:: Given records
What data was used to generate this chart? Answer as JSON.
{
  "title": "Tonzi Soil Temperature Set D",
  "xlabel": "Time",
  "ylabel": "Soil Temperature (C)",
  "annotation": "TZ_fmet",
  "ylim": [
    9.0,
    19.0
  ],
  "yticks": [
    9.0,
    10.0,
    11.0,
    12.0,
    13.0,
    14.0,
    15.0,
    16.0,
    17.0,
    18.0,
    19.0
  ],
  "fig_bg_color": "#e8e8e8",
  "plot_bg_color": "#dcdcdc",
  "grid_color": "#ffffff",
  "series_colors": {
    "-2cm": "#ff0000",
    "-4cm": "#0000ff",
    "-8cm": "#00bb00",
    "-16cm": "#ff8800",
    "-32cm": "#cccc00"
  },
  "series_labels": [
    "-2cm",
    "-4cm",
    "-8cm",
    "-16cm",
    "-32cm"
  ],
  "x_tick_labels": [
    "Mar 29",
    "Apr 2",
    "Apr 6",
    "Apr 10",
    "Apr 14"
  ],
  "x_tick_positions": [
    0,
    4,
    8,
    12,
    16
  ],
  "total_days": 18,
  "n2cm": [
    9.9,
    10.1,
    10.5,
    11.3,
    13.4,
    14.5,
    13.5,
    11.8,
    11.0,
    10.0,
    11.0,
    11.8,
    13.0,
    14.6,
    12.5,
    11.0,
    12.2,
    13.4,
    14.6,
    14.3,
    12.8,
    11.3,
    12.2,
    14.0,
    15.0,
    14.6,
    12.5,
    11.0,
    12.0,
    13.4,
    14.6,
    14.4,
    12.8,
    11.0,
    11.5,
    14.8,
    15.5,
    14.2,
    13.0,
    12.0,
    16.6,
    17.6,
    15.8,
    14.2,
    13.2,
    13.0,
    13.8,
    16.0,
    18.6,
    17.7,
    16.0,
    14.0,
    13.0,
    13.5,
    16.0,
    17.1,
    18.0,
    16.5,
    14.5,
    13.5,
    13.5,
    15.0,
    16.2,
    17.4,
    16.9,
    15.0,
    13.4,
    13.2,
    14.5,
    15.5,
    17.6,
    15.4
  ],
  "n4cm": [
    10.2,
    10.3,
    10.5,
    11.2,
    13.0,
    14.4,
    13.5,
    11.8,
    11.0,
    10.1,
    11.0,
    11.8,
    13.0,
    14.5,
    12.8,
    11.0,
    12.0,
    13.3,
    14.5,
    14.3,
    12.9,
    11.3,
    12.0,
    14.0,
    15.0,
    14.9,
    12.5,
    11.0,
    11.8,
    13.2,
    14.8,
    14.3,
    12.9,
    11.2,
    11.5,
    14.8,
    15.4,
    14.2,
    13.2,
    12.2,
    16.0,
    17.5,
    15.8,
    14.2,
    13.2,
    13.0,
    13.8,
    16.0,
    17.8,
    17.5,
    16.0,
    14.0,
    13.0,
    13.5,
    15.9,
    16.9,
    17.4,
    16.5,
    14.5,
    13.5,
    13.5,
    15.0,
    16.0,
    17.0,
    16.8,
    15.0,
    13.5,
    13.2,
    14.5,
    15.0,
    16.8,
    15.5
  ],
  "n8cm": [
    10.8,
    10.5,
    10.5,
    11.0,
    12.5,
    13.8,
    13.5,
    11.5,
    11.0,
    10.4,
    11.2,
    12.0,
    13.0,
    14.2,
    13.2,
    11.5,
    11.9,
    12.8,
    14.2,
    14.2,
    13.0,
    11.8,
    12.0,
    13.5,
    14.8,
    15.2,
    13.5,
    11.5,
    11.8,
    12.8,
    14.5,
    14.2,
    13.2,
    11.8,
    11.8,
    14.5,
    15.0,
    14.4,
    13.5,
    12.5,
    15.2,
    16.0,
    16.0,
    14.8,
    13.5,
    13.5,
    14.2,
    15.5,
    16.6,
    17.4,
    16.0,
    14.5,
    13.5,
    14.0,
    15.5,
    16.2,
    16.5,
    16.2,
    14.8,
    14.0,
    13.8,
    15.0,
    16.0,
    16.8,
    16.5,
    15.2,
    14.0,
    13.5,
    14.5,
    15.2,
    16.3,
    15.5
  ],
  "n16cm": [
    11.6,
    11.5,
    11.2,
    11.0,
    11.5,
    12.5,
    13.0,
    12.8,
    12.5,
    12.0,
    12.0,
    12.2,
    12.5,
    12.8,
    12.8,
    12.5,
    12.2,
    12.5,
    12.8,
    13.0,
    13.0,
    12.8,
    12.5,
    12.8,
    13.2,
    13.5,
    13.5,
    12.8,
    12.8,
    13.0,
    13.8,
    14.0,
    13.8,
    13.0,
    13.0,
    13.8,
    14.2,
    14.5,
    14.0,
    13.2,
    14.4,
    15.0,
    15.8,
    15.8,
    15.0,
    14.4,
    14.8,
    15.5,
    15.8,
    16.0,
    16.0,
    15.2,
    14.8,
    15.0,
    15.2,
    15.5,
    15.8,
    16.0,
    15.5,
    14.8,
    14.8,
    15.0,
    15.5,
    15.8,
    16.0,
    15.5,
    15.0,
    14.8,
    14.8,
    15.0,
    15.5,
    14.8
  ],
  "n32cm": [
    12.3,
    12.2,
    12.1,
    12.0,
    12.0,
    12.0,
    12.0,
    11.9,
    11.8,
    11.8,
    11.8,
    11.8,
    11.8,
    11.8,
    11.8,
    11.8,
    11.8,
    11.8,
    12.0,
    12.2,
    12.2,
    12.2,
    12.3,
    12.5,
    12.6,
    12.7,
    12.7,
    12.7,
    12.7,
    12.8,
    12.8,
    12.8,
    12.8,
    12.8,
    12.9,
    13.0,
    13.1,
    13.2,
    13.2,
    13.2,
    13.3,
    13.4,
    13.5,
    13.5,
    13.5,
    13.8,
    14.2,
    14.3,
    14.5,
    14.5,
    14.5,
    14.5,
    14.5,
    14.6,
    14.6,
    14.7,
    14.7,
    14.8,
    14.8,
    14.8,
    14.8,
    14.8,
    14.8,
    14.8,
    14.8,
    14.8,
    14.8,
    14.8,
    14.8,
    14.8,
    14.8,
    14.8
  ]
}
::::
Go through the records above and retype each one exactly.

What data was used to generate this chart? Answer as JSON.
{
  "title": "Tonzi Soil Temperature Set D",
  "xlabel": "Time",
  "ylabel": "Soil Temperature (C)",
  "annotation": "TZ_fmet",
  "ylim": [
    9.0,
    19.0
  ],
  "yticks": [
    9.0,
    10.0,
    11.0,
    12.0,
    13.0,
    14.0,
    15.0,
    16.0,
    17.0,
    18.0,
    19.0
  ],
  "fig_bg_color": "#e8e8e8",
  "plot_bg_color": "#dcdcdc",
  "grid_color": "#ffffff",
  "series_colors": {
    "-2cm": "#ff0000",
    "-4cm": "#0000ff",
    "-8cm": "#00bb00",
    "-16cm": "#ff8800",
    "-32cm": "#cccc00"
  },
  "series_labels": [
    "-2cm",
    "-4cm",
    "-8cm",
    "-16cm",
    "-32cm"
  ],
  "x_tick_labels": [
    "Mar 29",
    "Apr 2",
    "Apr 6",
    "Apr 10",
    "Apr 14"
  ],
  "x_tick_positions": [
    0,
    4,
    8,
    12,
    16
  ],
  "total_days": 18,
  "n2cm": [
    9.9,
    10.1,
    10.5,
    11.3,
    13.4,
    14.5,
    13.5,
    11.8,
    11.0,
    10.0,
    11.0,
    11.8,
    13.0,
    14.6,
    12.5,
    11.0,
    12.2,
    13.4,
    14.6,
    14.3,
    12.8,
    11.3,
    12.2,
    14.0,
    15.0,
    14.6,
    12.5,
    11.0,
    12.0,
    13.4,
    14.6,
    14.4,
    12.8,
    11.0,
    11.5,
    14.8,
    15.5,
    14.2,
    13.0,
    12.0,
    16.6,
    17.6,
    15.8,
    14.2,
    13.2,
    13.0,
    13.8,
    16.0,
    18.6,
    17.7,
    16.0,
    14.0,
    13.0,
    13.5,
    16.0,
    17.1,
    18.0,
    16.5,
    14.5,
    13.5,
    13.5,
    15.0,
    16.2,
    17.4,
    16.9,
    15.0,
    13.4,
    13.2,
    14.5,
    15.5,
    17.6,
    15.4
  ],
  "n4cm": [
    10.2,
    10.3,
    10.5,
    11.2,
    13.0,
    14.4,
    13.5,
    11.8,
    11.0,
    10.1,
    11.0,
    11.8,
    13.0,
    14.5,
    12.8,
    11.0,
    12.0,
    13.3,
    14.5,
    14.3,
    12.9,
    11.3,
    12.0,
    14.0,
    15.0,
    14.9,
    12.5,
    11.0,
    11.8,
    13.2,
    14.8,
    14.3,
    12.9,
    11.2,
    11.5,
    14.8,
    15.4,
    14.2,
    13.2,
    12.2,
    16.0,
    17.5,
    15.8,
    14.2,
    13.2,
    13.0,
    13.8,
    16.0,
    17.8,
    17.5,
    16.0,
    14.0,
    13.0,
    13.5,
    15.9,
    16.9,
    17.4,
    16.5,
    14.5,
    13.5,
    13.5,
    15.0,
    16.0,
    17.0,
    16.8,
    15.0,
    13.5,
    13.2,
    14.5,
    15.0,
    16.8,
    15.5
  ],
  "n8cm": [
    10.8,
    10.5,
    10.5,
    11.0,
    12.5,
    13.8,
    13.5,
    11.5,
    11.0,
    10.4,
    11.2,
    12.0,
    13.0,
    14.2,
    13.2,
    11.5,
    11.9,
    12.8,
    14.2,
    14.2,
    13.0,
    11.8,
    12.0,
    13.5,
    14.8,
    15.2,
    13.5,
    11.5,
    11.8,
    12.8,
    14.5,
    14.2,
    13.2,
    11.8,
    11.8,
    14.5,
    15.0,
    14.4,
    13.5,
    12.5,
    15.2,
    16.0,
    16.0,
    14.8,
    13.5,
    13.5,
    14.2,
    15.5,
    16.6,
    17.4,
    16.0,
    14.5,
    13.5,
    14.0,
    15.5,
    16.2,
    16.5,
    16.2,
    14.8,
    14.0,
    13.8,
    15.0,
    16.0,
    16.8,
    16.5,
    15.2,
    14.0,
    13.5,
    14.5,
    15.2,
    16.3,
    15.5
  ],
  "n16cm": [
    11.6,
    11.5,
    11.2,
    11.0,
    11.5,
    12.5,
    13.0,
    12.8,
    12.5,
    12.0,
    12.0,
    12.2,
    12.5,
    12.8,
    12.8,
    12.5,
    12.2,
    12.5,
    12.8,
    13.0,
    13.0,
    12.8,
    12.5,
    12.8,
    13.2,
    13.5,
    13.5,
    12.8,
    12.8,
    13.0,
    13.8,
    14.0,
    13.8,
    13.0,
    13.0,
    13.8,
    14.2,
    14.5,
    14.0,
    13.2,
    14.4,
    15.0,
    15.8,
    15.8,
    15.0,
    14.4,
    14.8,
    15.5,
    15.8,
    16.0,
    16.0,
    15.2,
    14.8,
    15.0,
    15.2,
    15.5,
    15.8,
    16.0,
    15.5,
    14.8,
    14.8,
    15.0,
    15.5,
    15.8,
    16.0,
    15.5,
    15.0,
    14.8,
    14.8,
    15.0,
    15.5,
    14.8
  ],
  "n32cm": [
    12.3,
    12.2,
    12.1,
    12.0,
    12.0,
    12.0,
    12.0,
    11.9,
    11.8,
    11.8,
    11.8,
    11.8,
    11.8,
    11.8,
    11.8,
    11.8,
    11.8,
    11.8,
    12.0,
    12.2,
    12.2,
    12.2,
    12.3,
    12.5,
    12.6,
    12.7,
    12.7,
    12.7,
    12.7,
    12.8,
    12.8,
    12.8,
    12.8,
    12.8,
    12.9,
    13.0,
    13.1,
    13.2,
    13.2,
    13.2,
    13.3,
    13.4,
    13.5,
    13.5,
    13.5,
    13.8,
    14.2,
    14.3,
    14.5,
    14.5,
    14.5,
    14.5,
    14.5,
    14.6,
    14.6,
    14.7,
    14.7,
    14.8,
    14.8,
    14.8,
    14.8,
    14.8,
    14.8,
    14.8,
    14.8,
    14.8,
    14.8,
    14.8,
    14.8,
    14.8,
    14.8,
    14.8
  ]
}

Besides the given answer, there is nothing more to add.